▶ [Exercise details] Each line below that contains "from" counts once; report the total and nothing more.

(Figure contents as structured data)
++++++
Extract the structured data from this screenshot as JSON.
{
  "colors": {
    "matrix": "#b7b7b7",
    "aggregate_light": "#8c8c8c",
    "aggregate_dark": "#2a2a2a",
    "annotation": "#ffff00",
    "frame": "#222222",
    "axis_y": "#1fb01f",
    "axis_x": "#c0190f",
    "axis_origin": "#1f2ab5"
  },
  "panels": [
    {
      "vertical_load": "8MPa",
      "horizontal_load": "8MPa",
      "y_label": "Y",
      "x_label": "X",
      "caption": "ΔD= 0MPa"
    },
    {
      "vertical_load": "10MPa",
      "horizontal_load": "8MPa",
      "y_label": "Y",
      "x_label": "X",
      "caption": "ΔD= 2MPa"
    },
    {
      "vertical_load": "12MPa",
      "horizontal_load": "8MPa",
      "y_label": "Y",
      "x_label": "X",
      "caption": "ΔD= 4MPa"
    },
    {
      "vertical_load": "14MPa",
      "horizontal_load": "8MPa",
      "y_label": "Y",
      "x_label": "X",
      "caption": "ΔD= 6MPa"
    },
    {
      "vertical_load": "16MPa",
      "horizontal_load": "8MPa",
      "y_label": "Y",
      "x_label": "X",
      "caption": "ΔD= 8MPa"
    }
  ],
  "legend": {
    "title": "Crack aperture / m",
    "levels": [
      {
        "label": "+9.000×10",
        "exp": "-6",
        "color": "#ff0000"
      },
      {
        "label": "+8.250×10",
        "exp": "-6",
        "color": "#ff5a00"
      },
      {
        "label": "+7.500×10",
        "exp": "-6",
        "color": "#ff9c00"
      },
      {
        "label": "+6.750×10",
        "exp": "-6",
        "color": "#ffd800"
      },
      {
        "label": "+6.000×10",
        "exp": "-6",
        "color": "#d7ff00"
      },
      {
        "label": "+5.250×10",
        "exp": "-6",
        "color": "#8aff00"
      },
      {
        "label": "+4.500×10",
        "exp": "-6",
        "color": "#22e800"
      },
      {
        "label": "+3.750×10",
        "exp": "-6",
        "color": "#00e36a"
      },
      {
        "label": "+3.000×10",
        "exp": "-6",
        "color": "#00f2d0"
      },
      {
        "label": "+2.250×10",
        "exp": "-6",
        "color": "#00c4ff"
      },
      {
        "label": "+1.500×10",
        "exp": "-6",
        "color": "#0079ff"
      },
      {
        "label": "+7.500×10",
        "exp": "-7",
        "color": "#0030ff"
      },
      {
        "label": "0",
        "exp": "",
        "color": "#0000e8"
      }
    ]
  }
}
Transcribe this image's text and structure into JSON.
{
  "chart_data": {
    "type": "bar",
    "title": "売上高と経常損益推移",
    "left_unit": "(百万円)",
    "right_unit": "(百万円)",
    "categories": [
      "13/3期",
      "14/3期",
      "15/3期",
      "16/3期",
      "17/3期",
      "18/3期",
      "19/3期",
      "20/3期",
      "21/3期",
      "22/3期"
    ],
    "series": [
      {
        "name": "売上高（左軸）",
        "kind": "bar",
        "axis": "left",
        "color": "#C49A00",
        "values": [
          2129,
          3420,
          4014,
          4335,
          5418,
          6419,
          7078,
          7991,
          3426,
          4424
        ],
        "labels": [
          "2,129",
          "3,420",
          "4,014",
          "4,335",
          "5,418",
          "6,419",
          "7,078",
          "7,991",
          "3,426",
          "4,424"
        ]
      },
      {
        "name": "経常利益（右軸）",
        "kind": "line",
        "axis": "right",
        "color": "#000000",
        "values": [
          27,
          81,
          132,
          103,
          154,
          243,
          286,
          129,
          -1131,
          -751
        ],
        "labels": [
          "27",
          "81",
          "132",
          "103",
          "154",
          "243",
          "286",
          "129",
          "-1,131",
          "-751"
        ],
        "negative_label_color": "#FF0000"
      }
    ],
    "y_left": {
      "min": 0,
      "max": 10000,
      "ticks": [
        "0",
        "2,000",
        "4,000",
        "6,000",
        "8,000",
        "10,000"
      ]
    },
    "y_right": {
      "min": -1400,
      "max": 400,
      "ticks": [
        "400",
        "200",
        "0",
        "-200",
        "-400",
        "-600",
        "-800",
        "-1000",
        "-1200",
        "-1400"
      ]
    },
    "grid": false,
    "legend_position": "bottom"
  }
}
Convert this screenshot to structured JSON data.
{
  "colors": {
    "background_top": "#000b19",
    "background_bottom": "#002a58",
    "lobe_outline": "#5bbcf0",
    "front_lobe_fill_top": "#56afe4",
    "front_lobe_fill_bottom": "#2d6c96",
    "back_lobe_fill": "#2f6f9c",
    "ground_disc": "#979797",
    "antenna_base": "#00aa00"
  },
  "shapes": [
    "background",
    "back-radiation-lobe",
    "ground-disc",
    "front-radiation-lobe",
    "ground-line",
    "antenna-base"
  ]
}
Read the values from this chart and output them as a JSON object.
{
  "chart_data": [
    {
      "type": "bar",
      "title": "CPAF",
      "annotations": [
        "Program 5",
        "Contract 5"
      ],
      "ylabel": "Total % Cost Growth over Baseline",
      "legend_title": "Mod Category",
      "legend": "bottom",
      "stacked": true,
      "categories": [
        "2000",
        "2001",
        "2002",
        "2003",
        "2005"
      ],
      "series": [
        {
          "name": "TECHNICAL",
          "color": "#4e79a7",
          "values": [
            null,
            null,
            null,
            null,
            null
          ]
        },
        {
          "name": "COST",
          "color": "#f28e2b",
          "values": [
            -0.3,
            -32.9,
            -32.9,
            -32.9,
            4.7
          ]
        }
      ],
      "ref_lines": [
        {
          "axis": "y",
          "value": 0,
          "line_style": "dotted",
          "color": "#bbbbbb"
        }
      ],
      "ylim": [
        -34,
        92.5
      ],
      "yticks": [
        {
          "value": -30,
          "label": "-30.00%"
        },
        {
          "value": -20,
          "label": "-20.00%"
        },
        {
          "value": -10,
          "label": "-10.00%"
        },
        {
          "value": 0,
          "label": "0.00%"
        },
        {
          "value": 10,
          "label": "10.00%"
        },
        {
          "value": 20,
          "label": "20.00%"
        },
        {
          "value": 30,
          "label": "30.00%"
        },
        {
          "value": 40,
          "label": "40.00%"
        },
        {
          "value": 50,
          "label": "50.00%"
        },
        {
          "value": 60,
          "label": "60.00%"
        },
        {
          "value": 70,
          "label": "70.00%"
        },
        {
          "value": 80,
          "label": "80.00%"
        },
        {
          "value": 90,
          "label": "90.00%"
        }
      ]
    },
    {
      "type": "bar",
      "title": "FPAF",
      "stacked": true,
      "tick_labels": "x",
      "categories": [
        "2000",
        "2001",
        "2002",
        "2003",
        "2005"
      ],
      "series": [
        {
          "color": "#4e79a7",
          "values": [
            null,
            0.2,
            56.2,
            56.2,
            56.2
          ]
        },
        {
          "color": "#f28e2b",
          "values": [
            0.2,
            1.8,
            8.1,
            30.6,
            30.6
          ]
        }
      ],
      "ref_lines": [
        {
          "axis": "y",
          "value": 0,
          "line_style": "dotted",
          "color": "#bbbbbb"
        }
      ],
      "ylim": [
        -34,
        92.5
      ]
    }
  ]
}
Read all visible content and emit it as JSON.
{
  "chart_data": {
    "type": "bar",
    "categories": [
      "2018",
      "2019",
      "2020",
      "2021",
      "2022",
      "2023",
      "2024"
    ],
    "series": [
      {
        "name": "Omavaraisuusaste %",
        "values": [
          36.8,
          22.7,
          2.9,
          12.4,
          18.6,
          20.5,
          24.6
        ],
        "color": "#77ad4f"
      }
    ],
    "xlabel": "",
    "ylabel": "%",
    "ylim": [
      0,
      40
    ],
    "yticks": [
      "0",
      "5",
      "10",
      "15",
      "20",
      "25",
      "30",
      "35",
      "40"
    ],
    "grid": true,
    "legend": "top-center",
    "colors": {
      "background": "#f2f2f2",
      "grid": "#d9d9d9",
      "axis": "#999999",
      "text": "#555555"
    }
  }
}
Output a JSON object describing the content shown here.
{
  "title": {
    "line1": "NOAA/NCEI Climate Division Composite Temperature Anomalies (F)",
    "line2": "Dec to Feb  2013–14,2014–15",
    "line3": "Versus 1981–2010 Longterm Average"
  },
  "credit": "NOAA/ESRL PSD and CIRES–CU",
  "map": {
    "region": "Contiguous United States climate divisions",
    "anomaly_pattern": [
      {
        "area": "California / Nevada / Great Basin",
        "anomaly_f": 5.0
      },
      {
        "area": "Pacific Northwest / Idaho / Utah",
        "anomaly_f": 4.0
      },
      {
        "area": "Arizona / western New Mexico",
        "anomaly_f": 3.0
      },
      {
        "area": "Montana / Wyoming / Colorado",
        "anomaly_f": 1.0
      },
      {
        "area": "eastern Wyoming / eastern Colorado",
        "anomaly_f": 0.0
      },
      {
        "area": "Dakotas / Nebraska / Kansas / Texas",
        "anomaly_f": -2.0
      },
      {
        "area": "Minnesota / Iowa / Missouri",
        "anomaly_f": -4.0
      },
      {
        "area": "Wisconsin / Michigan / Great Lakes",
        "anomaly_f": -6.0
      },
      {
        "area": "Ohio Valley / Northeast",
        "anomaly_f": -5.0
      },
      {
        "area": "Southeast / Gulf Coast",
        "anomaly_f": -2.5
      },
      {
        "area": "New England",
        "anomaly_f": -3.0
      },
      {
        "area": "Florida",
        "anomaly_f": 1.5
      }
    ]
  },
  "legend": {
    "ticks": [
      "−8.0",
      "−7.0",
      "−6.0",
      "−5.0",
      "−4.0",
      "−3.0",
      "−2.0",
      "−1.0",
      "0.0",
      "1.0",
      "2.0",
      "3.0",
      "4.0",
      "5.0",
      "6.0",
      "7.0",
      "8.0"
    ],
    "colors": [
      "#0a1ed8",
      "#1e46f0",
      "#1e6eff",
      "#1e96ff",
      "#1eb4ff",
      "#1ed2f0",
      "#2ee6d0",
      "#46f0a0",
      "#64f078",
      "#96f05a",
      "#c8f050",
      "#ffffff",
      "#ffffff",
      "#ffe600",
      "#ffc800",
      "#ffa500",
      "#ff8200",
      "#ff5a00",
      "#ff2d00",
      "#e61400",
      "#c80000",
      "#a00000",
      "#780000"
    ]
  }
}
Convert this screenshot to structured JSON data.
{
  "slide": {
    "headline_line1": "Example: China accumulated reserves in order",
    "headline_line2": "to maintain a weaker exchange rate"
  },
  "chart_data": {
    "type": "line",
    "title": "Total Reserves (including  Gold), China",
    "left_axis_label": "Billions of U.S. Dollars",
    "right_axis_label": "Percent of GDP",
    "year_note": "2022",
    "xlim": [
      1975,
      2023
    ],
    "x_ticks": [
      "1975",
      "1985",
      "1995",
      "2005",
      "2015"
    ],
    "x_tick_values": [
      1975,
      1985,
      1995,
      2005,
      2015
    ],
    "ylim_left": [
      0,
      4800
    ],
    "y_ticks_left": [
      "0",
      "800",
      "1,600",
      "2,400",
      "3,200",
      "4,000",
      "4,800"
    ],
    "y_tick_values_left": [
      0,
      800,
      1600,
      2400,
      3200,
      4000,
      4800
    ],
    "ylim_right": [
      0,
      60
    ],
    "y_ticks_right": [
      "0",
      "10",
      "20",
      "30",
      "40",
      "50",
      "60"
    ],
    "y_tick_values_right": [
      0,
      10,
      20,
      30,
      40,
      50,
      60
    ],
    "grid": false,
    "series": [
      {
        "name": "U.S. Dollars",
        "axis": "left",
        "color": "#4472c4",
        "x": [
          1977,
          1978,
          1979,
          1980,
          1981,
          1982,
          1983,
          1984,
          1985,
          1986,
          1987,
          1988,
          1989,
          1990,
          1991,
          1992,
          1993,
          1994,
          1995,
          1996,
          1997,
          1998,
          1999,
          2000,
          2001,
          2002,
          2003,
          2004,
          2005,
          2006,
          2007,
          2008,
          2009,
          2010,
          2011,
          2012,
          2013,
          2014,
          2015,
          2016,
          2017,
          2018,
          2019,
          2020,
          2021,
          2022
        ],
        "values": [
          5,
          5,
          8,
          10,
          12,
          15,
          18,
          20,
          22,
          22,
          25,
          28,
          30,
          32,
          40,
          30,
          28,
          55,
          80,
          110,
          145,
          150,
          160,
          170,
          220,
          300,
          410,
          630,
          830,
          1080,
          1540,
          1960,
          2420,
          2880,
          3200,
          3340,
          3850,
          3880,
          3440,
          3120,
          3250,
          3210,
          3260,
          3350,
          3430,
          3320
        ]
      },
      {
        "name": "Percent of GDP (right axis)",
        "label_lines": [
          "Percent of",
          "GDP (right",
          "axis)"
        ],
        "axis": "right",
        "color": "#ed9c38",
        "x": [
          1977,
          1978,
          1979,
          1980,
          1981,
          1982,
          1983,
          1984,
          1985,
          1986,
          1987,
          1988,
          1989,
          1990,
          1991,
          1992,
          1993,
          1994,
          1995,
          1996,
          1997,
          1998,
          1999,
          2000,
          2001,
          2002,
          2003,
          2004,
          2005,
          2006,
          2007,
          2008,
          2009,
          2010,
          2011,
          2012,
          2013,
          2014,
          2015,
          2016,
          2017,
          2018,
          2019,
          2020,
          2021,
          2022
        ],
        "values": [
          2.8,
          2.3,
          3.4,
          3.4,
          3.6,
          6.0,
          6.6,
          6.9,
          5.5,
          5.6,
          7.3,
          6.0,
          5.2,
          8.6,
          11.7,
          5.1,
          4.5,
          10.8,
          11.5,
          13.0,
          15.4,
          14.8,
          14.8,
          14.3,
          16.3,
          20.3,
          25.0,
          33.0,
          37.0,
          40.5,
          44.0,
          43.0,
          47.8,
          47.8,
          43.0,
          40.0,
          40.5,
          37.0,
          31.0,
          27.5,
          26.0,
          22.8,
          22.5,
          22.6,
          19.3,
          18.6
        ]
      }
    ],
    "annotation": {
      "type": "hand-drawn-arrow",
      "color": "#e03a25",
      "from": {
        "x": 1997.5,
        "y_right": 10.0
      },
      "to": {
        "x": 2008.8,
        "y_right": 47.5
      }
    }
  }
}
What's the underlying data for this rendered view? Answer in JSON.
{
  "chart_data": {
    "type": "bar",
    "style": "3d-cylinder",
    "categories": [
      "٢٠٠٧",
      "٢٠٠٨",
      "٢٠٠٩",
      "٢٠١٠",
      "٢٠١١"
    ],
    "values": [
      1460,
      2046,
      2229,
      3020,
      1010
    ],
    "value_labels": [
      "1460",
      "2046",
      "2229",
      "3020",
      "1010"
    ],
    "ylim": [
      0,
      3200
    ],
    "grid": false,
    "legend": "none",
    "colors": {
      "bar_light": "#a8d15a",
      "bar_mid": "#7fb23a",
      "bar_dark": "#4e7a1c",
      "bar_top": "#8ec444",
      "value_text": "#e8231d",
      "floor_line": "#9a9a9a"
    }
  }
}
++++++
▶ [The answer] 3